To be done → Each line containing the word "median" needs to be copied.

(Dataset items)
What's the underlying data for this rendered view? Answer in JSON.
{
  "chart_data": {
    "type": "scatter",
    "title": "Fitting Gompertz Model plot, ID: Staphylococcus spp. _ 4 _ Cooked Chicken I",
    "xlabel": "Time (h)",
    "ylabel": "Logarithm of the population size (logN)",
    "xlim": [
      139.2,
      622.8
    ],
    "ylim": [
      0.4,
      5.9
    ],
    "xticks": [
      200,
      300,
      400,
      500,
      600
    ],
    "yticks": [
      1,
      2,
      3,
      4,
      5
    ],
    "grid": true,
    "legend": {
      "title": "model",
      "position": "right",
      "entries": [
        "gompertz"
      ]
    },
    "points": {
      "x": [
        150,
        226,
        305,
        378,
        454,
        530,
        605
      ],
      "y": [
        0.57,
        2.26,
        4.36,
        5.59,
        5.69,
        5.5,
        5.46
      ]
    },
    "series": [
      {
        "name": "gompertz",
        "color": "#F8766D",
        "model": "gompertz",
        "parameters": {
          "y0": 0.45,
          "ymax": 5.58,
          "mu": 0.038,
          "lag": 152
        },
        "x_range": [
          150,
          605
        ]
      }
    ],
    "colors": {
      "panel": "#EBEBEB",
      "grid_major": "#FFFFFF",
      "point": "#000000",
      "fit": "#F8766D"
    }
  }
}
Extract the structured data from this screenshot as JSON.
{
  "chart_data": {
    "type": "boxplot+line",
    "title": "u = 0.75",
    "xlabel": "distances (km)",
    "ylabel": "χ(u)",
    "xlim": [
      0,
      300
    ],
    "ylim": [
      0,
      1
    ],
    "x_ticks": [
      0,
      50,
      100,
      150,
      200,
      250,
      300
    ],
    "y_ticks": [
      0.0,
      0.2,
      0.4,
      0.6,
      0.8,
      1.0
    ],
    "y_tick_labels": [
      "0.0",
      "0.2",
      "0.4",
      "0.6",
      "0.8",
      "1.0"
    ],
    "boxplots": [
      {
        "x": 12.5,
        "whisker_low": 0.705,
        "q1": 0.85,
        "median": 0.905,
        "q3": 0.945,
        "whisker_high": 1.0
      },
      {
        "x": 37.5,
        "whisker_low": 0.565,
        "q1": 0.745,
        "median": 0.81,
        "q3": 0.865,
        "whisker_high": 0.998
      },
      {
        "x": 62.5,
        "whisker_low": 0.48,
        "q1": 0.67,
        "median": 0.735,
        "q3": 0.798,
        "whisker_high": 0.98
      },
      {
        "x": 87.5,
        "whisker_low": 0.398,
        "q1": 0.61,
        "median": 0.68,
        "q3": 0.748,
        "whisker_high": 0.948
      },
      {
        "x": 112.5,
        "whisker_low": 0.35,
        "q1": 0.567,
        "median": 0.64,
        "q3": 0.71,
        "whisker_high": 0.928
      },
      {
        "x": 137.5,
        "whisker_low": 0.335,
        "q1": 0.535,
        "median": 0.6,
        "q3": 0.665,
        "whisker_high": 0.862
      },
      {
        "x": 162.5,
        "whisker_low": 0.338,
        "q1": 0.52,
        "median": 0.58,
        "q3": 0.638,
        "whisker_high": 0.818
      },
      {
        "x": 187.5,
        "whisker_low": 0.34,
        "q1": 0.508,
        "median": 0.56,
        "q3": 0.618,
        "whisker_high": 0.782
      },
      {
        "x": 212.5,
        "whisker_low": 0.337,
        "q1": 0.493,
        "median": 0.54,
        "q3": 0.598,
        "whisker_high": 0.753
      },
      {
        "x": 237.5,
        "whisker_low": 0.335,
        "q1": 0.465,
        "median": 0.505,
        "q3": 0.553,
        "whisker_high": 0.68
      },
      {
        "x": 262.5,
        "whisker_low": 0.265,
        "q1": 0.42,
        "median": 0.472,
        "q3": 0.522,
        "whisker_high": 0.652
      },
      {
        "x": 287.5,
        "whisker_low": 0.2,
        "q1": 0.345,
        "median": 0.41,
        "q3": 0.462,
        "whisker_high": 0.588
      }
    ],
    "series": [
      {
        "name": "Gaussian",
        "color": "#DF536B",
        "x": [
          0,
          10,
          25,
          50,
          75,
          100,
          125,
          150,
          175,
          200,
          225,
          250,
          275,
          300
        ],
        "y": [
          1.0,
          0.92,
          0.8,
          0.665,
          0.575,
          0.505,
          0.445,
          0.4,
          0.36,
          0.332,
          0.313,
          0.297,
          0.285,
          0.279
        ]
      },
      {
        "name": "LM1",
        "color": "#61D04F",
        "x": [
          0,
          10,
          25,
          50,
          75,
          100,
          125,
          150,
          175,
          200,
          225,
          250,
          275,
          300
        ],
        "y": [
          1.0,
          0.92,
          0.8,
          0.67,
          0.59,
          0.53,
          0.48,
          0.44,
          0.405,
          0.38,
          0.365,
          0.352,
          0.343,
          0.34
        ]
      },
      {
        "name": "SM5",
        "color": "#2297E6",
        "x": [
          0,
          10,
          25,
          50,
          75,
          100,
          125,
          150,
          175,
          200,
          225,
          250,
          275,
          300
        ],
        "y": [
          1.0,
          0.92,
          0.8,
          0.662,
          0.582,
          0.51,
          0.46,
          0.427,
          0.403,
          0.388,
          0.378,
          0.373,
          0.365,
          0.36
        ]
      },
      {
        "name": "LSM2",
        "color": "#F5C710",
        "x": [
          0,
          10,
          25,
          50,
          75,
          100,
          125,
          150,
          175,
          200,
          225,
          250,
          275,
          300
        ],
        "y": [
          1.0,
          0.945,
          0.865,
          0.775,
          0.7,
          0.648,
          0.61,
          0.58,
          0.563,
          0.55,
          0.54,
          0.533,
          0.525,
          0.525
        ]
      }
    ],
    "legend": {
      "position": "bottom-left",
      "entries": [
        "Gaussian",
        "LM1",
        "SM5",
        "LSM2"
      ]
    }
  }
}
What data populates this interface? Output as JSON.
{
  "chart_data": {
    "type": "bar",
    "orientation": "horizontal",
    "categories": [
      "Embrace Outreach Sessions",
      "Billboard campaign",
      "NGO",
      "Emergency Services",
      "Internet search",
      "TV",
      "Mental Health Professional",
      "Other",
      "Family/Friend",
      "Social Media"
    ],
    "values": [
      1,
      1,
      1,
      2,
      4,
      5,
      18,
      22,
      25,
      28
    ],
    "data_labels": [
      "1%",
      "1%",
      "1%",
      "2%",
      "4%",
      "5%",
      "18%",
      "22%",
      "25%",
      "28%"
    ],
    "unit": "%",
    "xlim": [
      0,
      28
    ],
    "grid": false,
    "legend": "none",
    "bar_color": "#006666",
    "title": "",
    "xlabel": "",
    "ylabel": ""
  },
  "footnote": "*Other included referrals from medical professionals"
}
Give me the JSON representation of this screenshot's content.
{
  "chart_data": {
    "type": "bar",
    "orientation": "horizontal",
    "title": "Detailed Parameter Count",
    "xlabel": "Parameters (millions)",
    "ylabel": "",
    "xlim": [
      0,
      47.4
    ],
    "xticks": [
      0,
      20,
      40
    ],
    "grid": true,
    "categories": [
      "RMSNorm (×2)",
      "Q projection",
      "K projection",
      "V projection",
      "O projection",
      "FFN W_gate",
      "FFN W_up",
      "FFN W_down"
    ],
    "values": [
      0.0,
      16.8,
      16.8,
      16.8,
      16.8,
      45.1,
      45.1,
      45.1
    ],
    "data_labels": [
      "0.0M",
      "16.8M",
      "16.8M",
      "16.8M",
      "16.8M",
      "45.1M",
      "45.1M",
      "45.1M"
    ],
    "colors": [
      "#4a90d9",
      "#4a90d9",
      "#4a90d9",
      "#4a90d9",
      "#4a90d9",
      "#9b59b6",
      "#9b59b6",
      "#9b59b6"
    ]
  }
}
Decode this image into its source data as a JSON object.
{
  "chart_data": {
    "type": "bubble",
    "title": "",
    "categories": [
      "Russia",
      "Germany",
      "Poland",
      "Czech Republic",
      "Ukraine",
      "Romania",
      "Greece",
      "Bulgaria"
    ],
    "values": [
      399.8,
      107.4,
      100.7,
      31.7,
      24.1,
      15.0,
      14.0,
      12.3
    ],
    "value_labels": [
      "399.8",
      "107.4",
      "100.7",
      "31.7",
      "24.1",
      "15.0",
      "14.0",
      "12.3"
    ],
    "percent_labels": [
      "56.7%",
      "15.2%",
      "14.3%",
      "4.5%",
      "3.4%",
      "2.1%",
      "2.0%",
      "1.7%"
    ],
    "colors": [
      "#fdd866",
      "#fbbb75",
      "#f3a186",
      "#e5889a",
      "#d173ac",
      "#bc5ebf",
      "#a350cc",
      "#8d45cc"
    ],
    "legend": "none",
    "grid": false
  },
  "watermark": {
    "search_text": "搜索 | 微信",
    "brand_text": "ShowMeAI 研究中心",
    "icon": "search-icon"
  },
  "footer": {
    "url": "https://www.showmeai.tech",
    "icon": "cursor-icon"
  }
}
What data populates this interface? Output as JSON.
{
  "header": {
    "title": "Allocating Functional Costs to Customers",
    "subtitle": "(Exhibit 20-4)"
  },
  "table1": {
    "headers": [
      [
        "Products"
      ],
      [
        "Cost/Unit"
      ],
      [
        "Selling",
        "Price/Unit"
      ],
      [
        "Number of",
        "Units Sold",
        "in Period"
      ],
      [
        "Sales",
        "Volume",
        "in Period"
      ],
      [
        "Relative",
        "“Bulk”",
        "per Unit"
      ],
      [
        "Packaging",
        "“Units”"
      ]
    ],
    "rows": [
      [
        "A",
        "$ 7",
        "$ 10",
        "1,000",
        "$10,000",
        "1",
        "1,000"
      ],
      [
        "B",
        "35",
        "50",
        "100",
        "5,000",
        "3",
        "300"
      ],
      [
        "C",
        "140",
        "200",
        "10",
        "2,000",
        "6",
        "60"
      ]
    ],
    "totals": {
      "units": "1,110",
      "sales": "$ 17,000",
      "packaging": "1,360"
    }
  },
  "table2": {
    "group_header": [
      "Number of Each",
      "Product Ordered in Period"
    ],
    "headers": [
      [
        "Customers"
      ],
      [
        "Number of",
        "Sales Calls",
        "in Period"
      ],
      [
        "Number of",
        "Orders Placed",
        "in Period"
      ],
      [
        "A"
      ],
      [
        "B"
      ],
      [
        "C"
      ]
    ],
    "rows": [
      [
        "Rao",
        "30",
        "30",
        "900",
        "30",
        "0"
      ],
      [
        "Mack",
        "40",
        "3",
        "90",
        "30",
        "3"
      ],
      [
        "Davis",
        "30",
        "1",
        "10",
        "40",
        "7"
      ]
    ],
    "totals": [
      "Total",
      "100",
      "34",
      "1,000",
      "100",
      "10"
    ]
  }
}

Answer to the exercise →
        "median": 0.905,
        "median": 0.81,
        "median": 0.735,
        "median": 0.68,
        "median": 0.64,
        "median": 0.6,
        "median": 0.58,
        "median": 0.56,
        "median": 0.54,
        "median": 0.505,
        "median": 0.472,
        "median": 0.41,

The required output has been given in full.